> _REQUIREMENT_: Repeat exactly the lines from the one containing "What does this" through the last line of the records below, both included, and nothing else.
-------- EXTRACTED INFORMATION --------
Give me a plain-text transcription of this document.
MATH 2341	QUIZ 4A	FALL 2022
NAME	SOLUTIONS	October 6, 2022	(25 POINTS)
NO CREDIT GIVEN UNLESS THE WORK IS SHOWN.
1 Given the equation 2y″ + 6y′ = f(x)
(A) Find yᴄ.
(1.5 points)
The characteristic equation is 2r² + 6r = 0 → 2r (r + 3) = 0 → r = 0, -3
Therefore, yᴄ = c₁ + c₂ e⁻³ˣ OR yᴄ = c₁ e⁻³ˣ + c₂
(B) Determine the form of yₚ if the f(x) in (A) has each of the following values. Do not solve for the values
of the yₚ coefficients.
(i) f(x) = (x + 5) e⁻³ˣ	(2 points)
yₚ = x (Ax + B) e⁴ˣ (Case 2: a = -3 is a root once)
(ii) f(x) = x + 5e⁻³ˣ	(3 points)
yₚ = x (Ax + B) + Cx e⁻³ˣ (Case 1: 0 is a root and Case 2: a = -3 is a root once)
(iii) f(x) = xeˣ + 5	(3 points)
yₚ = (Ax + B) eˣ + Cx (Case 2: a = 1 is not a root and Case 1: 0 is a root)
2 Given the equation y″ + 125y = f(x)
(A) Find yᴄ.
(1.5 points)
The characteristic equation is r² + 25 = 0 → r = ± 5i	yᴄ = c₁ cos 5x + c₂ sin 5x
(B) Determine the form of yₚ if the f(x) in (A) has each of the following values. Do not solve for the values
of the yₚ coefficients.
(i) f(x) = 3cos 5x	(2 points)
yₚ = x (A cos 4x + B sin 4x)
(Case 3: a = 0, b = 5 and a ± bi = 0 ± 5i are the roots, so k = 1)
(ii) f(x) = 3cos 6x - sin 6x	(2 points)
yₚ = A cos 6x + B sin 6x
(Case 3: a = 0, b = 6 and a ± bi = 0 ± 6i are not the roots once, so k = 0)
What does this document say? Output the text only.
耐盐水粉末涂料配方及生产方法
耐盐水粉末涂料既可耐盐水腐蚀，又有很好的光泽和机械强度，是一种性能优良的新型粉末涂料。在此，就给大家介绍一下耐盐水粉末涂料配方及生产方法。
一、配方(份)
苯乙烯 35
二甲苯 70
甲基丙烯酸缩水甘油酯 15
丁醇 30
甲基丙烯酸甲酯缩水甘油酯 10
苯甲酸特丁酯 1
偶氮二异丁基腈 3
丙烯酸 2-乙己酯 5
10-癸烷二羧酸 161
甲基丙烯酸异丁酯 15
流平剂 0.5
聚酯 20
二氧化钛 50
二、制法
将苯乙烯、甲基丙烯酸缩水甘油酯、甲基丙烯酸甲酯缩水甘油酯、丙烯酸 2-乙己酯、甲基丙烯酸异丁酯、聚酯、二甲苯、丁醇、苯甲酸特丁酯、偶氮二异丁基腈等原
--------
> _REPLY_:
What does this document say? Output the text only.
耐盐水粉末涂料配方及生产方法
耐盐水粉末涂料既可耐盐水腐蚀，又有很好的光泽和机械强度，是一种性能优良的新型粉末涂料。在此，就给大家介绍一下耐盐水粉末涂料配方及生产方法。
一、配方(份)
苯乙烯 35
二甲苯 70
甲基丙烯酸缩水甘油酯 15
丁醇 30
甲基丙烯酸甲酯缩水甘油酯 10
苯甲酸特丁酯 1
偶氮二异丁基腈 3
丙烯酸 2-乙己酯 5
10-癸烷二羧酸 161
甲基丙烯酸异丁酯 15
流平剂 0.5
聚酯 20
二氧化钛 50
二、制法
将苯乙烯、甲基丙烯酸缩水甘油酯、甲基丙烯酸甲酯缩水甘油酯、丙烯酸 2-乙己酯、甲基丙烯酸异丁酯、聚酯、二甲苯、丁醇、苯甲酸特丁酯、偶氮二异丁基腈等原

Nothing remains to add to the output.